The request:
Examine the material below. Gather every line in which the string "Kunststof" appears.

* start *

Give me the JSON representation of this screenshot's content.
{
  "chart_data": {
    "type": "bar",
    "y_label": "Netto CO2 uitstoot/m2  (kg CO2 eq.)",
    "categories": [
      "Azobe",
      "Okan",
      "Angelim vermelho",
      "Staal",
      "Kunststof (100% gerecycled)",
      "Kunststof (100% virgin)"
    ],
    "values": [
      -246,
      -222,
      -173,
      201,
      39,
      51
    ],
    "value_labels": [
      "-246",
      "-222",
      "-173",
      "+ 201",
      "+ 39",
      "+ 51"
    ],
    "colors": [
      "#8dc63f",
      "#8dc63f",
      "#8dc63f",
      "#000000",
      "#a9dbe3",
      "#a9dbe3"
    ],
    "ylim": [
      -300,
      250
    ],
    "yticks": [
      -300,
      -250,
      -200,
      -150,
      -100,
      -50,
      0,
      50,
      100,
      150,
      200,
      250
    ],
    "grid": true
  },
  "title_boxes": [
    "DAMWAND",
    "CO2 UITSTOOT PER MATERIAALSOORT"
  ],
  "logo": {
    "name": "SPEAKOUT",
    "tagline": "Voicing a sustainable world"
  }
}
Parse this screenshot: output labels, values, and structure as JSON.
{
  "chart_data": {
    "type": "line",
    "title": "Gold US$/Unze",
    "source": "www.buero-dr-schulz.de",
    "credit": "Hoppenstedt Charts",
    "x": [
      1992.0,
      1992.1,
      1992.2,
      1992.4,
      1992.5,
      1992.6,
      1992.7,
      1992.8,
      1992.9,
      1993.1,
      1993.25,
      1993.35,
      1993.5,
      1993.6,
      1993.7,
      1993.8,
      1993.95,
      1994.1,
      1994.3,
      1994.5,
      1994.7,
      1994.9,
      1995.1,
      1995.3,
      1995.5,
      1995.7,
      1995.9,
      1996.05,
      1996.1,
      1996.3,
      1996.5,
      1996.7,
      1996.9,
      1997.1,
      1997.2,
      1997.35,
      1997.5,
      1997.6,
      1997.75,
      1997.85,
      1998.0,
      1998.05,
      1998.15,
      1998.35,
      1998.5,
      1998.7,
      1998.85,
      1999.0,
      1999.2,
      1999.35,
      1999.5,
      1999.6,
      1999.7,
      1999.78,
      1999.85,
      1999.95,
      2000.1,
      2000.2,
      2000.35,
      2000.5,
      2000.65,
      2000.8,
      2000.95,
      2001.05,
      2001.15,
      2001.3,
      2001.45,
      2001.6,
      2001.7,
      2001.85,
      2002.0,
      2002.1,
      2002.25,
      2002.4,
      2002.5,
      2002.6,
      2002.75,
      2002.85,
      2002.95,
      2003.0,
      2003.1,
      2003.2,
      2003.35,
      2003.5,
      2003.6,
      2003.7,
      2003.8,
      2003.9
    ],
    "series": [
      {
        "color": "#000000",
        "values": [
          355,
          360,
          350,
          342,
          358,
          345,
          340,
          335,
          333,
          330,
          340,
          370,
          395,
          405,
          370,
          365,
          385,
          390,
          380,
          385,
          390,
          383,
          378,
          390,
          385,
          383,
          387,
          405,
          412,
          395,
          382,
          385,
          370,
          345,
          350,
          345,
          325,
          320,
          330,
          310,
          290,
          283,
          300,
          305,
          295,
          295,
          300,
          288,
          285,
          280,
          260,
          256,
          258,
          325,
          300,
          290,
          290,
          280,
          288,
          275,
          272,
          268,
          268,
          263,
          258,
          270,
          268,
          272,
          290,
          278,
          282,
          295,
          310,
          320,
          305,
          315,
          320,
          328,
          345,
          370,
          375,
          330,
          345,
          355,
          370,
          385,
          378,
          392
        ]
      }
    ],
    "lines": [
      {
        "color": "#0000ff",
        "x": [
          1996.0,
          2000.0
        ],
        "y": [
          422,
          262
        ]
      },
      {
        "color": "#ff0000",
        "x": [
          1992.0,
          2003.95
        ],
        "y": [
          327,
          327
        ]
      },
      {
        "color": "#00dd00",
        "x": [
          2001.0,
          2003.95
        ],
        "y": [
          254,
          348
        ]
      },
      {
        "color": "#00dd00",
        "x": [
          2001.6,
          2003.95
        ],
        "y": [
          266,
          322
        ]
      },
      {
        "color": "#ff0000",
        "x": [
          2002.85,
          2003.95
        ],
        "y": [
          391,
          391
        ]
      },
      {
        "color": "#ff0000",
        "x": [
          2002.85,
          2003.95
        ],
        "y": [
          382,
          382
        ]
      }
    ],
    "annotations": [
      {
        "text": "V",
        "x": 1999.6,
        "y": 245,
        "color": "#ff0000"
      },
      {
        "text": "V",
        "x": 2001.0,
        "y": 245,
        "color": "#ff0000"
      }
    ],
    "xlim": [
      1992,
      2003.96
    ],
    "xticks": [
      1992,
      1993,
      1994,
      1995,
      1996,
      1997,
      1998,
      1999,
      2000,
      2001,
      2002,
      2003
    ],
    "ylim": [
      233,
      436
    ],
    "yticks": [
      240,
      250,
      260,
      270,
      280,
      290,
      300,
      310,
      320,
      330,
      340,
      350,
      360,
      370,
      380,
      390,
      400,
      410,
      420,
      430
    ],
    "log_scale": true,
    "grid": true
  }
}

* end *

Exercise result:
      "Kunststof (100% gerecycled)",
      "Kunststof (100% virgin)"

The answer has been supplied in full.